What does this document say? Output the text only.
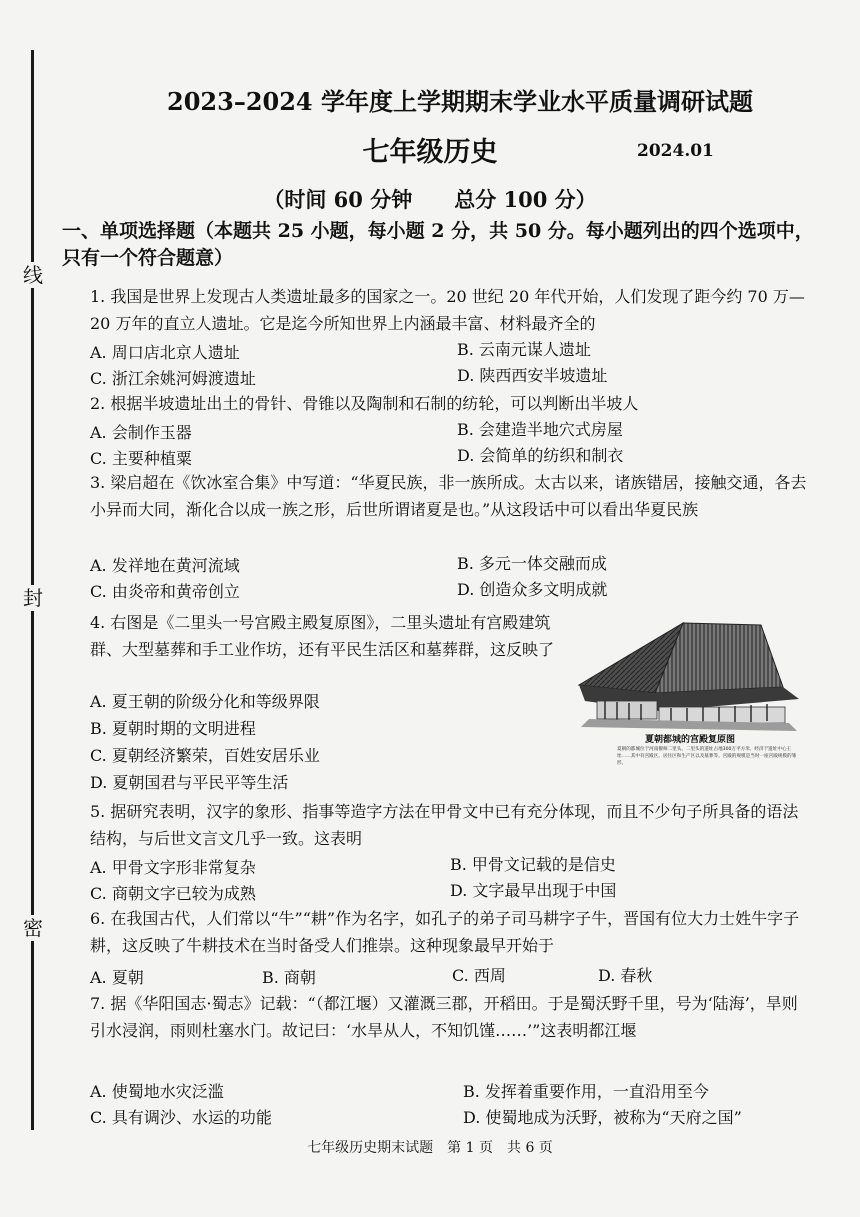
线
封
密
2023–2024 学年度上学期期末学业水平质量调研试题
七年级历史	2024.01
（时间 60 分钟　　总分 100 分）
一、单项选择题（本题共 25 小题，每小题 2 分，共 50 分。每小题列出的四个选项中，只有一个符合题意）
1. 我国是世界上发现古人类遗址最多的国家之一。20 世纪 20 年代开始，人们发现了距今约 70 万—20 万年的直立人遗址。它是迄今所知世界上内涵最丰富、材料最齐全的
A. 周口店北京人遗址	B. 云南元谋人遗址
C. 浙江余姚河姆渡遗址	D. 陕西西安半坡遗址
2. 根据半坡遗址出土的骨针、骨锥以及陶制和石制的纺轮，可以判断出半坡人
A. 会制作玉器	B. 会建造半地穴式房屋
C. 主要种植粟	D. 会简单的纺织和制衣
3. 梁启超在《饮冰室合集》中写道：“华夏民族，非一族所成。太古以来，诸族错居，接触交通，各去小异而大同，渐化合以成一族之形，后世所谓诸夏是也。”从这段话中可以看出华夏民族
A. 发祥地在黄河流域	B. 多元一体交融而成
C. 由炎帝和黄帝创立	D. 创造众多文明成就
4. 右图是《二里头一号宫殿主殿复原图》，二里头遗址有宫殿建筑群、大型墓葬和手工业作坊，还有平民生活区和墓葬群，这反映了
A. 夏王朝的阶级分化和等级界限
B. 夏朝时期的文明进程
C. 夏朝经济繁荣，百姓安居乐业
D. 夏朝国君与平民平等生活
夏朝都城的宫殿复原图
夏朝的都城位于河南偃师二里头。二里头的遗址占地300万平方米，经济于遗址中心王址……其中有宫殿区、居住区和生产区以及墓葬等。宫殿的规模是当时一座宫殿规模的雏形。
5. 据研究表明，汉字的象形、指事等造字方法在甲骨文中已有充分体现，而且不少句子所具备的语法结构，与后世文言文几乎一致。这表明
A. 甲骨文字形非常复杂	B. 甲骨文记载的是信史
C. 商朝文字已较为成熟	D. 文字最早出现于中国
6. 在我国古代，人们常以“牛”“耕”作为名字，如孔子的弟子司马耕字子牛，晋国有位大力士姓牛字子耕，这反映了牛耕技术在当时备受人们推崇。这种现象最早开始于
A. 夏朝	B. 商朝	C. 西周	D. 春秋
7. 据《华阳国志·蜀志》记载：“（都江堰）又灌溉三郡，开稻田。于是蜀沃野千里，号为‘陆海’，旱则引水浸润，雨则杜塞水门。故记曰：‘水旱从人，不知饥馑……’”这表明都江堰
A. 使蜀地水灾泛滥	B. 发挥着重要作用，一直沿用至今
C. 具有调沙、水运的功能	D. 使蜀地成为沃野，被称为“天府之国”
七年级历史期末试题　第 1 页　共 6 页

- - - - - - -

INSTRUCTIONS TO FOLLOW — Reproduce all of the data exactly; the pictures do not belong in the copy.

RESPONSE BELOW —
What does this document say? Output the text only.
线
封
密
2023–2024 学年度上学期期末学业水平质量调研试题
七年级历史	2024.01
（时间 60 分钟　　总分 100 分）
一、单项选择题（本题共 25 小题，每小题 2 分，共 50 分。每小题列出的四个选项中，只有一个符合题意）
1. 我国是世界上发现古人类遗址最多的国家之一。20 世纪 20 年代开始，人们发现了距今约 70 万—20 万年的直立人遗址。它是迄今所知世界上内涵最丰富、材料最齐全的
A. 周口店北京人遗址	B. 云南元谋人遗址
C. 浙江余姚河姆渡遗址	D. 陕西西安半坡遗址
2. 根据半坡遗址出土的骨针、骨锥以及陶制和石制的纺轮，可以判断出半坡人
A. 会制作玉器	B. 会建造半地穴式房屋
C. 主要种植粟	D. 会简单的纺织和制衣
3. 梁启超在《饮冰室合集》中写道：“华夏民族，非一族所成。太古以来，诸族错居，接触交通，各去小异而大同，渐化合以成一族之形，后世所谓诸夏是也。”从这段话中可以看出华夏民族
A. 发祥地在黄河流域	B. 多元一体交融而成
C. 由炎帝和黄帝创立	D. 创造众多文明成就
4. 右图是《二里头一号宫殿主殿复原图》，二里头遗址有宫殿建筑群、大型墓葬和手工业作坊，还有平民生活区和墓葬群，这反映了
A. 夏王朝的阶级分化和等级界限
B. 夏朝时期的文明进程
C. 夏朝经济繁荣，百姓安居乐业
D. 夏朝国君与平民平等生活
夏朝都城的宫殿复原图
夏朝的都城位于河南偃师二里头。二里头的遗址占地300万平方米，经济于遗址中心王址……其中有宫殿区、居住区和生产区以及墓葬等。宫殿的规模是当时一座宫殿规模的雏形。
5. 据研究表明，汉字的象形、指事等造字方法在甲骨文中已有充分体现，而且不少句子所具备的语法结构，与后世文言文几乎一致。这表明
A. 甲骨文字形非常复杂	B. 甲骨文记载的是信史
C. 商朝文字已较为成熟	D. 文字最早出现于中国
6. 在我国古代，人们常以“牛”“耕”作为名字，如孔子的弟子司马耕字子牛，晋国有位大力士姓牛字子耕，这反映了牛耕技术在当时备受人们推崇。这种现象最早开始于
A. 夏朝	B. 商朝	C. 西周	D. 春秋
7. 据《华阳国志·蜀志》记载：“（都江堰）又灌溉三郡，开稻田。于是蜀沃野千里，号为‘陆海’，旱则引水浸润，雨则杜塞水门。故记曰：‘水旱从人，不知饥馑……’”这表明都江堰
A. 使蜀地水灾泛滥	B. 发挥着重要作用，一直沿用至今
C. 具有调沙、水运的功能	D. 使蜀地成为沃野，被称为“天府之国”
七年级历史期末试题　第 1 页　共 6 页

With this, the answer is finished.